◆ Aim:
Please repeat all of the listing exactly.

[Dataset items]
* * * * *
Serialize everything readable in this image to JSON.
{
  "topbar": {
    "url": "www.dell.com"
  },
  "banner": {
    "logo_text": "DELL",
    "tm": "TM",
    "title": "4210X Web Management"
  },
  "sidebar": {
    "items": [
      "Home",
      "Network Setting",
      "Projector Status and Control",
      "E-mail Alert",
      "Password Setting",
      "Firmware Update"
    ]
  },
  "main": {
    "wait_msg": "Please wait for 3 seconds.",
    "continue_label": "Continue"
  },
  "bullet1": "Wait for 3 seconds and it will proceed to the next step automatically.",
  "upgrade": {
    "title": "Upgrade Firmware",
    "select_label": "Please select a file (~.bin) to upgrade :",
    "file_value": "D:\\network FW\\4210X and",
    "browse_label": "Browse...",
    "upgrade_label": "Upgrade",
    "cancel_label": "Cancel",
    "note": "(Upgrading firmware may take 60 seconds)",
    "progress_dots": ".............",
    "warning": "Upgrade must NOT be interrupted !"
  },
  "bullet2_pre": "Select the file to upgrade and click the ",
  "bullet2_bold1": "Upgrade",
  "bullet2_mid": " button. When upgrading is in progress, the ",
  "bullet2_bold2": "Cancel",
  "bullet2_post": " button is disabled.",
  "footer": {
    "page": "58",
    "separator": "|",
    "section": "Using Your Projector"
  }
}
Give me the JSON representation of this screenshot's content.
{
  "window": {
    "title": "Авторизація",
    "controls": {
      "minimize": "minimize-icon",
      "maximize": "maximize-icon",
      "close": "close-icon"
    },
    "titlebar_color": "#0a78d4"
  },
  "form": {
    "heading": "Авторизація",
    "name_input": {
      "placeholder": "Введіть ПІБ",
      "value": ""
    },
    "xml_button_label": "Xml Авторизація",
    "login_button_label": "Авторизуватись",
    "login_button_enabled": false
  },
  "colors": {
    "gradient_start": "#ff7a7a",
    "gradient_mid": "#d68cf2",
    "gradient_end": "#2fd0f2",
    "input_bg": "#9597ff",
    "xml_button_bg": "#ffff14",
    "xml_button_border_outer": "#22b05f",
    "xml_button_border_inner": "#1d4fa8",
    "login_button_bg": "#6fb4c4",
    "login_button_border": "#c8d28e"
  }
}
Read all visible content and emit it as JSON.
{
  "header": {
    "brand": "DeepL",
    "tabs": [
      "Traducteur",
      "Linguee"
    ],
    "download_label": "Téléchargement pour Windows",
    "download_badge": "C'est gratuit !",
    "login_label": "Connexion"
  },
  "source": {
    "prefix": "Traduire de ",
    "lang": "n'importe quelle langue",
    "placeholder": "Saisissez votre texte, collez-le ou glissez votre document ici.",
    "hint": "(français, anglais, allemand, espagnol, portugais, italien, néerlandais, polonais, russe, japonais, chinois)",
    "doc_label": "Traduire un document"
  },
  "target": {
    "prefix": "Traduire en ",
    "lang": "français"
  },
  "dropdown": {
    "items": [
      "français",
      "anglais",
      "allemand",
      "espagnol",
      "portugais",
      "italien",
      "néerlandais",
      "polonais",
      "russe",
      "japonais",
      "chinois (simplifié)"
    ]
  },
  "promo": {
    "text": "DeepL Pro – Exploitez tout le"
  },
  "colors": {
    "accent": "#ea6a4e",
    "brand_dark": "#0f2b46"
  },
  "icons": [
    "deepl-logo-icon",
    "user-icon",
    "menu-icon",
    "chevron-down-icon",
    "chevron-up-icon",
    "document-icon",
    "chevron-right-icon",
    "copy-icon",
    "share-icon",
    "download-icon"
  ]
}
* * * * *
◆ Output:
Serialize everything readable in this image to JSON.
{
  "topbar": {
    "url": "www.dell.com"
  },
  "banner": {
    "logo_text": "DELL",
    "tm": "TM",
    "title": "4210X Web Management"
  },
  "sidebar": {
    "items": [
      "Home",
      "Network Setting",
      "Projector Status and Control",
      "E-mail Alert",
      "Password Setting",
      "Firmware Update"
    ]
  },
  "main": {
    "wait_msg": "Please wait for 3 seconds.",
    "continue_label": "Continue"
  },
  "bullet1": "Wait for 3 seconds and it will proceed to the next step automatically.",
  "upgrade": {
    "title": "Upgrade Firmware",
    "select_label": "Please select a file (~.bin) to upgrade :",
    "file_value": "D:\\network FW\\4210X and",
    "browse_label": "Browse...",
    "upgrade_label": "Upgrade",
    "cancel_label": "Cancel",
    "note": "(Upgrading firmware may take 60 seconds)",
    "progress_dots": ".............",
    "warning": "Upgrade must NOT be interrupted !"
  },
  "bullet2_pre": "Select the file to upgrade and click the ",
  "bullet2_bold1": "Upgrade",
  "bullet2_mid": " button. When upgrading is in progress, the ",
  "bullet2_bold2": "Cancel",
  "bullet2_post": " button is disabled.",
  "footer": {
    "page": "58",
    "separator": "|",
    "section": "Using Your Projector"
  }
}
Give me the JSON representation of this screenshot's content.
{
  "window": {
    "title": "Авторизація",
    "controls": {
      "minimize": "minimize-icon",
      "maximize": "maximize-icon",
      "close": "close-icon"
    },
    "titlebar_color": "#0a78d4"
  },
  "form": {
    "heading": "Авторизація",
    "name_input": {
      "placeholder": "Введіть ПІБ",
      "value": ""
    },
    "xml_button_label": "Xml Авторизація",
    "login_button_label": "Авторизуватись",
    "login_button_enabled": false
  },
  "colors": {
    "gradient_start": "#ff7a7a",
    "gradient_mid": "#d68cf2",
    "gradient_end": "#2fd0f2",
    "input_bg": "#9597ff",
    "xml_button_bg": "#ffff14",
    "xml_button_border_outer": "#22b05f",
    "xml_button_border_inner": "#1d4fa8",
    "login_button_bg": "#6fb4c4",
    "login_button_border": "#c8d28e"
  }
}
Read all visible content and emit it as JSON.
{
  "header": {
    "brand": "DeepL",
    "tabs": [
      "Traducteur",
      "Linguee"
    ],
    "download_label": "Téléchargement pour Windows",
    "download_badge": "C'est gratuit !",
    "login_label": "Connexion"
  },
  "source": {
    "prefix": "Traduire de ",
    "lang": "n'importe quelle langue",
    "placeholder": "Saisissez votre texte, collez-le ou glissez votre document ici.",
    "hint": "(français, anglais, allemand, espagnol, portugais, italien, néerlandais, polonais, russe, japonais, chinois)",
    "doc_label": "Traduire un document"
  },
  "target": {
    "prefix": "Traduire en ",
    "lang": "français"
  },
  "dropdown": {
    "items": [
      "français",
      "anglais",
      "allemand",
      "espagnol",
      "portugais",
      "italien",
      "néerlandais",
      "polonais",
      "russe",
      "japonais",
      "chinois (simplifié)"
    ]
  },
  "promo": {
    "text": "DeepL Pro – Exploitez tout le"
  },
  "colors": {
    "accent": "#ea6a4e",
    "brand_dark": "#0f2b46"
  },
  "icons": [
    "deepl-logo-icon",
    "user-icon",
    "menu-icon",
    "chevron-down-icon",
    "chevron-up-icon",
    "document-icon",
    "chevron-right-icon",
    "copy-icon",
    "share-icon",
    "download-icon"
  ]
}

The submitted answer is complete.